**JOB**:
Where a line below holds the string "facilisis", copy that line.

**INPUT MATERIAL**:

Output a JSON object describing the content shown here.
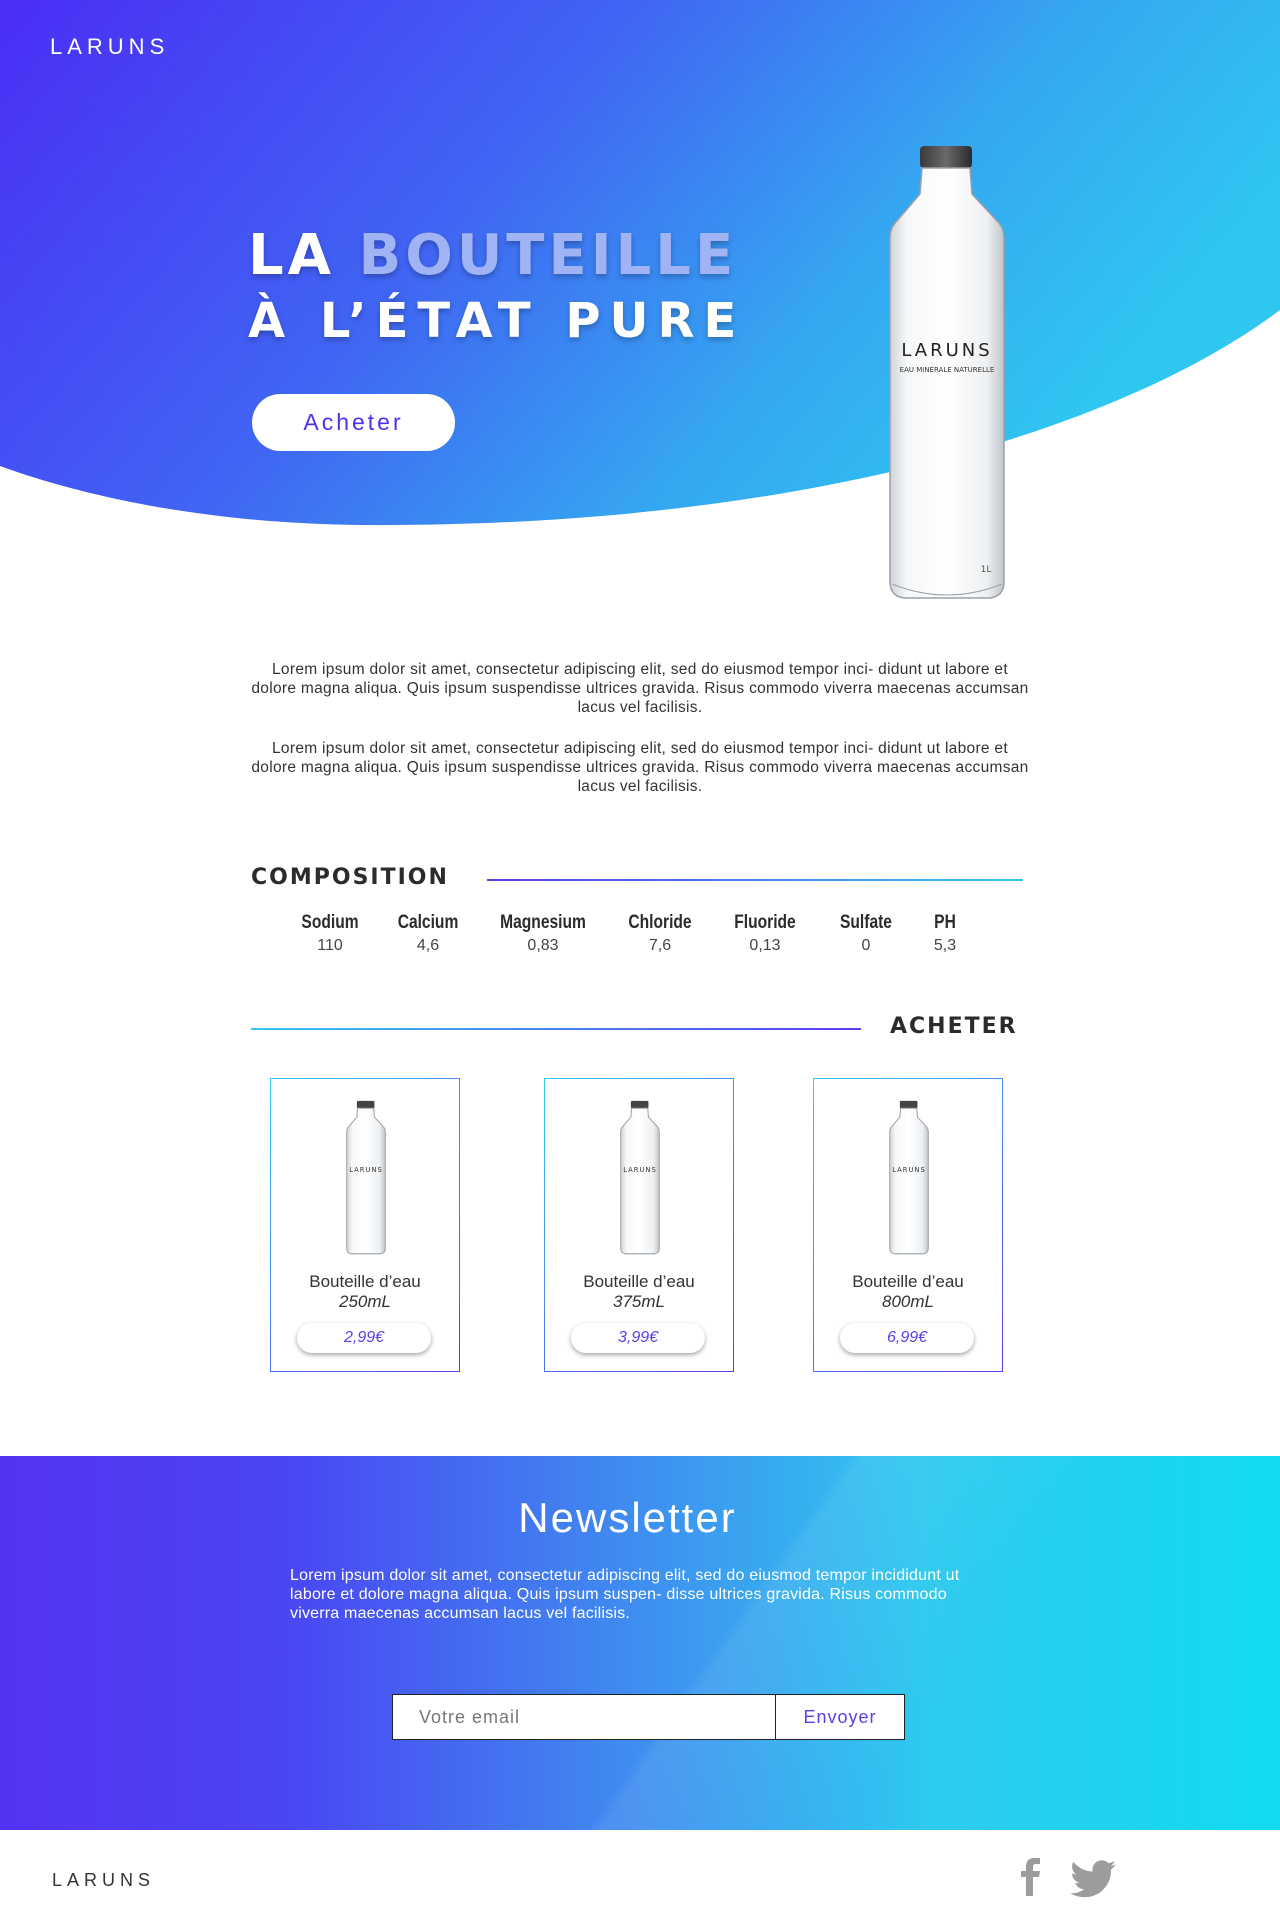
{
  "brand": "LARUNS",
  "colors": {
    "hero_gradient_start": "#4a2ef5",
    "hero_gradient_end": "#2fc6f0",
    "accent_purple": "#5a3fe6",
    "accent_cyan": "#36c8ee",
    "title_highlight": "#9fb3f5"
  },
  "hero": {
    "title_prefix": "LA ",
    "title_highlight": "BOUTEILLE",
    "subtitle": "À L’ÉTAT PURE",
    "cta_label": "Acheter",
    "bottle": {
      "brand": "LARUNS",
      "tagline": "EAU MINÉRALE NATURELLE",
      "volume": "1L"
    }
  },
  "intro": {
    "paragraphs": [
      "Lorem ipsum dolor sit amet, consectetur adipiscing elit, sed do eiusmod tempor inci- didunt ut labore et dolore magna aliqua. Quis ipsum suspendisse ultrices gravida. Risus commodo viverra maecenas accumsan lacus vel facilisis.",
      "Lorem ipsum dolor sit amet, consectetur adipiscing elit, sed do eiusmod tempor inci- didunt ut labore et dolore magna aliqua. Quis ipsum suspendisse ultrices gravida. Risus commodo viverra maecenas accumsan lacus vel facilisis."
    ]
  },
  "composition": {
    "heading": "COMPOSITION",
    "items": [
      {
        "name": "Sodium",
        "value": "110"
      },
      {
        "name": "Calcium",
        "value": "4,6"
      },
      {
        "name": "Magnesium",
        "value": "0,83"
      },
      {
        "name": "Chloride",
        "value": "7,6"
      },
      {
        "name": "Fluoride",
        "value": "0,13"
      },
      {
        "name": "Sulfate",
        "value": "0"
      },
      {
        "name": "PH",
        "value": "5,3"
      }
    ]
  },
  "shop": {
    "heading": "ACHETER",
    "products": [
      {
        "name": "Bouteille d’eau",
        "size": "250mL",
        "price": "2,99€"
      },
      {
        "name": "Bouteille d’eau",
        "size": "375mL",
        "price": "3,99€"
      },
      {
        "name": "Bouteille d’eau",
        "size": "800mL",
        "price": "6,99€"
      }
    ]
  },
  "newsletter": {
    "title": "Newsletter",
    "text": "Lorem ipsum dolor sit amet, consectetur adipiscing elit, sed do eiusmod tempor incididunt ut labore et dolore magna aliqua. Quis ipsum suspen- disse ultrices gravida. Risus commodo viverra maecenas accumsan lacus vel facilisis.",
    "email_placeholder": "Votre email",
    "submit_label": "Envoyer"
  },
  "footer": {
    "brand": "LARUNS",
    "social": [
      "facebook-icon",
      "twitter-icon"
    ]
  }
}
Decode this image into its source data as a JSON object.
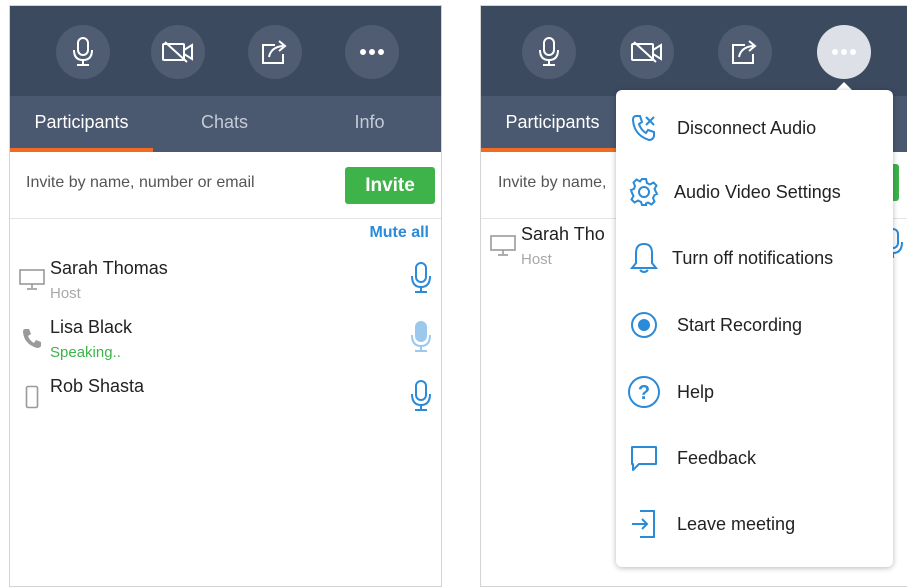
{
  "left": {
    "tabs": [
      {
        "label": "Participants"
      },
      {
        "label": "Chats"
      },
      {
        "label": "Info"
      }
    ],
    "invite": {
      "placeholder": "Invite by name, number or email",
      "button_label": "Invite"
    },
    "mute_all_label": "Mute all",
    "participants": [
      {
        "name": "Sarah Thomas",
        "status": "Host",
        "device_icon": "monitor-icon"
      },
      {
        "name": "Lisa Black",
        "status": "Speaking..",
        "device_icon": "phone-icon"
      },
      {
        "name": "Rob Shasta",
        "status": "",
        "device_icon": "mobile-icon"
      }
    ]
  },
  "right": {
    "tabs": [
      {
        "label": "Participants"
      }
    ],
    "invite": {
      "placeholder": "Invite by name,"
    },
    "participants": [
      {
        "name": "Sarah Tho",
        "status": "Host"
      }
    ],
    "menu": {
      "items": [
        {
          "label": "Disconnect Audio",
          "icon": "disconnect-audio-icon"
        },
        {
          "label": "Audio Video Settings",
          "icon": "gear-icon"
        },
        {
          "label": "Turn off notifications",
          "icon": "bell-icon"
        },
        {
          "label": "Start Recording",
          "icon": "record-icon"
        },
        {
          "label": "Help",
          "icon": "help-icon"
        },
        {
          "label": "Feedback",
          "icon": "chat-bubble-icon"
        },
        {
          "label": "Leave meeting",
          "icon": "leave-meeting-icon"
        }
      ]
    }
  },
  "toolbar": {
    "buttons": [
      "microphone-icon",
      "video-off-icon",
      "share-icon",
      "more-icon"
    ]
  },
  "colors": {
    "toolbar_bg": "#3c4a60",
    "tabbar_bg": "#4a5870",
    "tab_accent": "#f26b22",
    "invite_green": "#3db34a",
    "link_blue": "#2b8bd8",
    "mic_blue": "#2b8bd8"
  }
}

**REPLY**:
      "Lorem ipsum dolor sit amet, consectetur adipiscing elit, sed do eiusmod tempor inci- didunt ut labore et dolore magna aliqua. Quis ipsum suspendisse ultrices gravida. Risus commodo viverra maecenas accumsan lacus vel facilisis.",
      "Lorem ipsum dolor sit amet, consectetur adipiscing elit, sed do eiusmod tempor inci- didunt ut labore et dolore magna aliqua. Quis ipsum suspendisse ultrices gravida. Risus commodo viverra maecenas accumsan lacus vel facilisis."
    "text": "Lorem ipsum dolor sit amet, consectetur adipiscing elit, sed do eiusmod tempor incididunt ut labore et dolore magna aliqua. Quis ipsum suspen- disse ultrices gravida. Risus commodo viverra maecenas accumsan lacus vel facilisis.",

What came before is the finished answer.